═════ RECORDS

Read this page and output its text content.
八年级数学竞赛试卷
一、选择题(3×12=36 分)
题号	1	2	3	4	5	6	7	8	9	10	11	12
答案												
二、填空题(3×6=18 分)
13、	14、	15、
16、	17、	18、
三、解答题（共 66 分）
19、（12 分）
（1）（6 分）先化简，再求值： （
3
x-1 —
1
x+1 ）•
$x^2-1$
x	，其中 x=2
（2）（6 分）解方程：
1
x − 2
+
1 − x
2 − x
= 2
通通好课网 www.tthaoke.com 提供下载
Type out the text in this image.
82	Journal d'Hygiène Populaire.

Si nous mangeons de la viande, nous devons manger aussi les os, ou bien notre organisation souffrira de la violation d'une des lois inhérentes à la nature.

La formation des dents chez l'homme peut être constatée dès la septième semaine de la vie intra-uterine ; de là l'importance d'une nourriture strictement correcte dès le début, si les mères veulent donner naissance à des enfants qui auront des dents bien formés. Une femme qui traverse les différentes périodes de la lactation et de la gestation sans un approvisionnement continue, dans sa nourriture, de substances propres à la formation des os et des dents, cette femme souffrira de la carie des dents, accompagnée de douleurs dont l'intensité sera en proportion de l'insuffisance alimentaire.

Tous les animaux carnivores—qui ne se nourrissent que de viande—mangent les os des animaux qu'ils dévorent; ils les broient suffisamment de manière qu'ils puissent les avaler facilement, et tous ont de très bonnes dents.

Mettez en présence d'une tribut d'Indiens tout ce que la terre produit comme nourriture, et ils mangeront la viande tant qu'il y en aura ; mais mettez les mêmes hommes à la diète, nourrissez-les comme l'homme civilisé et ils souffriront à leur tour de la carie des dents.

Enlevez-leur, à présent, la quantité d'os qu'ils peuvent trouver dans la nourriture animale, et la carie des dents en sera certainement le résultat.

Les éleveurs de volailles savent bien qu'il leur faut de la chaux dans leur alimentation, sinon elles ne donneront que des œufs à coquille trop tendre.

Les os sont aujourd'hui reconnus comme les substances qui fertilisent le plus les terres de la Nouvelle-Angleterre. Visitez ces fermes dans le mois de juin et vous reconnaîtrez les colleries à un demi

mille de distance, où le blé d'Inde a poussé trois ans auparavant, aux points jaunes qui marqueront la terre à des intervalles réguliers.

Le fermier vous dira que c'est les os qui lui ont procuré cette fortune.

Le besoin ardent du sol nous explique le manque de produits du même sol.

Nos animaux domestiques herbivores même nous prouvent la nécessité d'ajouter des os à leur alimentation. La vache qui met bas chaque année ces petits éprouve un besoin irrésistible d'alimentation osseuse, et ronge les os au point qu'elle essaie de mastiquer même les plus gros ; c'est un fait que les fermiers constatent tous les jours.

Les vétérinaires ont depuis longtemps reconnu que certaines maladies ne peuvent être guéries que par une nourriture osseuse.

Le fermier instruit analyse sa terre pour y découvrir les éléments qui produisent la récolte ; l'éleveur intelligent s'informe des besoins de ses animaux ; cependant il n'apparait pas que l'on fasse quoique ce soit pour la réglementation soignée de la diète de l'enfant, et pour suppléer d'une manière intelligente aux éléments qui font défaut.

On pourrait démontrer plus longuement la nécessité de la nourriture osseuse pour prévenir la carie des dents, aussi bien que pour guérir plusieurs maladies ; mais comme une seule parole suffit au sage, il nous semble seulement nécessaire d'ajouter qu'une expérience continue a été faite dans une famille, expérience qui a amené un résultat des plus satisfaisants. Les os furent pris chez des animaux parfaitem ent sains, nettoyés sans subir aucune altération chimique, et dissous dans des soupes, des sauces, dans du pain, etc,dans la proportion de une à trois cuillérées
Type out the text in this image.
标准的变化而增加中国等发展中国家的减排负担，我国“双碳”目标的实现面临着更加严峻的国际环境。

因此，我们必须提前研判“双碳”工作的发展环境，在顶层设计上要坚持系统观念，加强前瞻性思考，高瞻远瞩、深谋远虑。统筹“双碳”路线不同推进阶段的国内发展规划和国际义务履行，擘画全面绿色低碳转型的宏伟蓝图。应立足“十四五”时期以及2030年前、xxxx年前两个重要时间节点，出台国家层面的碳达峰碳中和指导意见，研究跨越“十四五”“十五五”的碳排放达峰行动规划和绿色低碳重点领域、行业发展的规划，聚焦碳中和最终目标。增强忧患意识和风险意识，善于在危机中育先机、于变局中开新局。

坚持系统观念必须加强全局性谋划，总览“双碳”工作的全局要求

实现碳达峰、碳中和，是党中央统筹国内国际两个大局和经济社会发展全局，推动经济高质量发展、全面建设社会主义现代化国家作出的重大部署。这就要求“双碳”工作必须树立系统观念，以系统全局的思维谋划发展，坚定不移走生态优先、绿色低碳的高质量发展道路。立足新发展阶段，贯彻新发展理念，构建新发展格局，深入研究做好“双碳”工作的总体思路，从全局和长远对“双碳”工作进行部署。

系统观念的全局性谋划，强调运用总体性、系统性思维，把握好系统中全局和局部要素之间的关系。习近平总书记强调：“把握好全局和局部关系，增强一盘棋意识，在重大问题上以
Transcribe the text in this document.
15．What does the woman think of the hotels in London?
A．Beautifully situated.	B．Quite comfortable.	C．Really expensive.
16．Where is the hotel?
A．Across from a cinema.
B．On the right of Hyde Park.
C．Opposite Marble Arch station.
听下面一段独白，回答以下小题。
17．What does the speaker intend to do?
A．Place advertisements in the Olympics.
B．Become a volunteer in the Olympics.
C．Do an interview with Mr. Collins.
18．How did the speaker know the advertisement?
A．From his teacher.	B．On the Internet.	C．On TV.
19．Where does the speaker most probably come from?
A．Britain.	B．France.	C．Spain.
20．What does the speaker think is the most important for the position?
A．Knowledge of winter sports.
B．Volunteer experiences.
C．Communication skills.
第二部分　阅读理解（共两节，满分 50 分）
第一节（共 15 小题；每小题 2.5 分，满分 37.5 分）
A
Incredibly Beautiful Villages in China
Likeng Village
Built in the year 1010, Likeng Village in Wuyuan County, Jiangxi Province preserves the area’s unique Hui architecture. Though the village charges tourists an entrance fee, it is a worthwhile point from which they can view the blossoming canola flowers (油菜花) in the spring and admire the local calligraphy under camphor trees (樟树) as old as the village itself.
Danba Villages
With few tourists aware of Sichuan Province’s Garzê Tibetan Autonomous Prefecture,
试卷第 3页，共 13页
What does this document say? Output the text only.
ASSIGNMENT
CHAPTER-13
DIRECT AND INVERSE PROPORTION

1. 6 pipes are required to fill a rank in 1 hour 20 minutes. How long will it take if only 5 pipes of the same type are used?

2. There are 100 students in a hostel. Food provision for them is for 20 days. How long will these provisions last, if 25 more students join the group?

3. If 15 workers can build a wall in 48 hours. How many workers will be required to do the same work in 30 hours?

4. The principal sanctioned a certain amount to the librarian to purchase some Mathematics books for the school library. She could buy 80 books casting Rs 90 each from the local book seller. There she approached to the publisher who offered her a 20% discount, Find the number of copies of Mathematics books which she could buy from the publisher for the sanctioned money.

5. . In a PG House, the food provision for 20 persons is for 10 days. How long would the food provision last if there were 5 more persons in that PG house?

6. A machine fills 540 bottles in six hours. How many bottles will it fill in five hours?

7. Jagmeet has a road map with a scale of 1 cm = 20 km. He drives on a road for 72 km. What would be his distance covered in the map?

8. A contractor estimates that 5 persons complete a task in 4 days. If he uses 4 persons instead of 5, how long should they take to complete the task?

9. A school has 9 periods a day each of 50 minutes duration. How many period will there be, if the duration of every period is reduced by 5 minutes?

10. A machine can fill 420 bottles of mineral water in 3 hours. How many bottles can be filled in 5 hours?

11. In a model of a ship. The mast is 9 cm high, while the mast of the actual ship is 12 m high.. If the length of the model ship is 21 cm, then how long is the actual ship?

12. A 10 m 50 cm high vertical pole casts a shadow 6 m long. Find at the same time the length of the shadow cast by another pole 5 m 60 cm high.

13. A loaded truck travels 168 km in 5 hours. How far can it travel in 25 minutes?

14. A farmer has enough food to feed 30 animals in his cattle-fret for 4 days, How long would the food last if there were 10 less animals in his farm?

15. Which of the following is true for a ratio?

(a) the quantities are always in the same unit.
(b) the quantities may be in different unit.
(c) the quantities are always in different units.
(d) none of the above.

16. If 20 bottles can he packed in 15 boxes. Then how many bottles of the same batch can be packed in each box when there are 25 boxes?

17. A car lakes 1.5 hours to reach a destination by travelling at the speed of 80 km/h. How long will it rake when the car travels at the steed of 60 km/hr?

══════════

> [GIVEN INSTRUCTION]: Search the records above for the string "when". Copy every line that contains it.

> [RIGHT ANSWER]:
16. If 20 bottles can he packed in 15 boxes. Then how many bottles of the same batch can be packed in each box when there are 25 boxes?
17. A car lakes 1.5 hours to reach a destination by travelling at the speed of 80 km/h. How long will it rake when the car travels at the steed of 60 km/hr?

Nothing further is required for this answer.